▶ _Short task_: Copy all lines that contain the word "this".

▶ _Data provided_:
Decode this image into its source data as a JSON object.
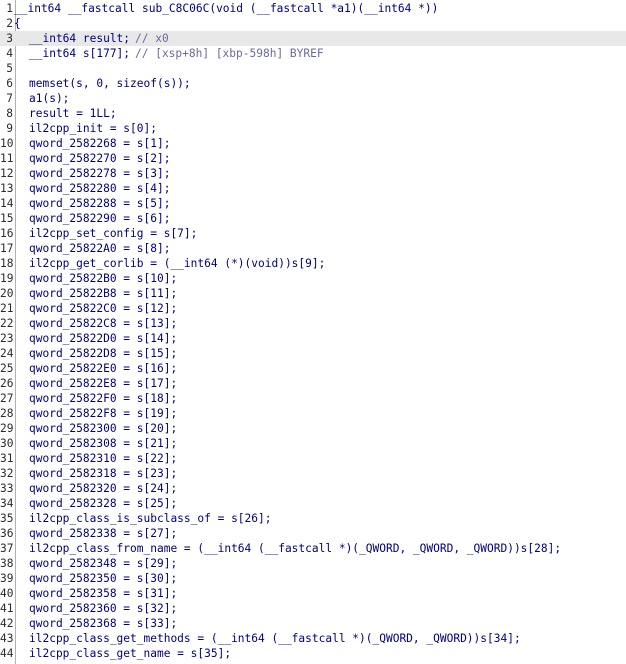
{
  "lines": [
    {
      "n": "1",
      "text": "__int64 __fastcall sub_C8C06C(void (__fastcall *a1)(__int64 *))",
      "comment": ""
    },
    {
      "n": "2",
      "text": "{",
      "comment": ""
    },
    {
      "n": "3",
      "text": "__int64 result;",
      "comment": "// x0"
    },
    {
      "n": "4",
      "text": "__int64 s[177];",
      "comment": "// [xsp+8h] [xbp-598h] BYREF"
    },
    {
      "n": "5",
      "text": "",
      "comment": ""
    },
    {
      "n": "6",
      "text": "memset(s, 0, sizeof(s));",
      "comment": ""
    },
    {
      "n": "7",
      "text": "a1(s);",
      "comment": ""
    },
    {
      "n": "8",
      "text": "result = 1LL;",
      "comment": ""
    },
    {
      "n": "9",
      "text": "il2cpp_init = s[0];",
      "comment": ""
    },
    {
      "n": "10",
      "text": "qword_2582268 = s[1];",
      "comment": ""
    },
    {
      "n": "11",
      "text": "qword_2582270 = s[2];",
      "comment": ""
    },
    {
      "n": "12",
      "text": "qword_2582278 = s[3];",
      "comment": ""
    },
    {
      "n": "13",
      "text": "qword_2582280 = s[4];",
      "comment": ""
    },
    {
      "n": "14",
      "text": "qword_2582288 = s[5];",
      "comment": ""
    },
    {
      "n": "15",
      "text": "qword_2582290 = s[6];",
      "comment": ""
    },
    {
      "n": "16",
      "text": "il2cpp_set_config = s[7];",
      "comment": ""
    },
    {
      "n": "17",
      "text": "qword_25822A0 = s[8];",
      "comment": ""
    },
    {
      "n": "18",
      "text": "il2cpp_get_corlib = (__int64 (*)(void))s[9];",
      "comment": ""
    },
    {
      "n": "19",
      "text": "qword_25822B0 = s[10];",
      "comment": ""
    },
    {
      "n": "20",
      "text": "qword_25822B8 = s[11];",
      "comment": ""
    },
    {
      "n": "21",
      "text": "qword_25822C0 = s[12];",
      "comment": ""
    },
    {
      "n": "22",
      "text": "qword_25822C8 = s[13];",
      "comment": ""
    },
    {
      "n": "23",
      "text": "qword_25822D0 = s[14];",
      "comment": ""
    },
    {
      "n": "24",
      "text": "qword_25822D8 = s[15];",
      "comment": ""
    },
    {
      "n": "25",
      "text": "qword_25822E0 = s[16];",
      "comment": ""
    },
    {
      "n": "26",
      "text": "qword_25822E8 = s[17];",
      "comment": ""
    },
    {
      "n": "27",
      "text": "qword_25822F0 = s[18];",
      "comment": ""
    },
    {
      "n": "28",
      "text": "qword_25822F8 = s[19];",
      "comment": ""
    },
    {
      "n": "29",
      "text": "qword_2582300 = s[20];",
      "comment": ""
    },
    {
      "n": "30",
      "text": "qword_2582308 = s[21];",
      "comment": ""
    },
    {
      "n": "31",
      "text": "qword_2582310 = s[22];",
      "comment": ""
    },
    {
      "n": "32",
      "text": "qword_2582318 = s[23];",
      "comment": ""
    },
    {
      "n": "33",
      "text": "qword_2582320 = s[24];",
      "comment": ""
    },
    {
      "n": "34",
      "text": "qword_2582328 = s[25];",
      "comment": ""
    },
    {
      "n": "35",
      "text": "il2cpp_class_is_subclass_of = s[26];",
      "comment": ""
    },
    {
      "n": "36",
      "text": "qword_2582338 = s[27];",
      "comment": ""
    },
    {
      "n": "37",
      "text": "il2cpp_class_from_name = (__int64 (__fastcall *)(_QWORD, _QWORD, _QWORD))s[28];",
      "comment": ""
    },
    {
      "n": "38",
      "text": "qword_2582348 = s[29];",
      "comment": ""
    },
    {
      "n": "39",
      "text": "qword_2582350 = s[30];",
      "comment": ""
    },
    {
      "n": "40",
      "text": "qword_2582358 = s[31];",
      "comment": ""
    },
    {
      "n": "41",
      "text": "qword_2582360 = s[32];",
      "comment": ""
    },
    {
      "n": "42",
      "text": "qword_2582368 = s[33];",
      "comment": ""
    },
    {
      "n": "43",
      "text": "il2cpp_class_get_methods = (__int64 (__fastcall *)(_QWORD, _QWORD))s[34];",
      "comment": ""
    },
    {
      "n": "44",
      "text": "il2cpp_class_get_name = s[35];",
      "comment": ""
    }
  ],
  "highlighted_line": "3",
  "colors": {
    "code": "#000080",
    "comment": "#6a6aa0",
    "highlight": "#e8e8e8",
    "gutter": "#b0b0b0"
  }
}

---

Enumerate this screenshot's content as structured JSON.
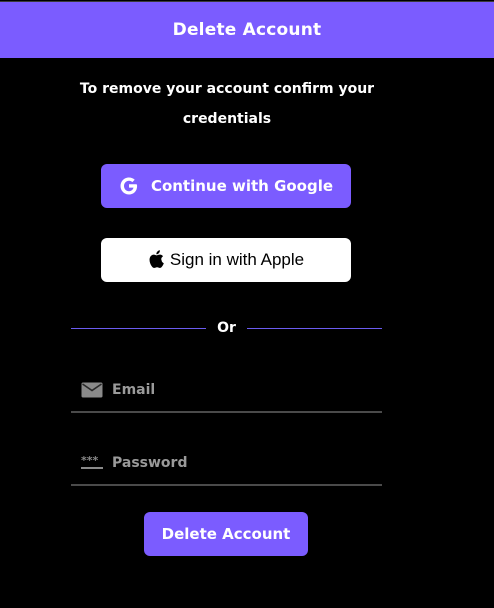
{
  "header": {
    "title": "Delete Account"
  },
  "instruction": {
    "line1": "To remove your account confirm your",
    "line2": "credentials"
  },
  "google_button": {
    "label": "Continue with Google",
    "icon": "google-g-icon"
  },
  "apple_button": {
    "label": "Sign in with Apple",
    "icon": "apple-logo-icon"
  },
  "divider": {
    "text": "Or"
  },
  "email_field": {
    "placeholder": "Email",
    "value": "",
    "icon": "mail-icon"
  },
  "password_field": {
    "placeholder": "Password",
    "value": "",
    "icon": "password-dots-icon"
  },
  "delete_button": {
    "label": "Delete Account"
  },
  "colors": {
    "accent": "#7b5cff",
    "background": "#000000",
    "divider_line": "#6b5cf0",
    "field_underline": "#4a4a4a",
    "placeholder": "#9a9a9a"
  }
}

▶ _Task solution_:
Decode this image into its source data as a JSON object.
Enumerate this screenshot's content as structured JSON.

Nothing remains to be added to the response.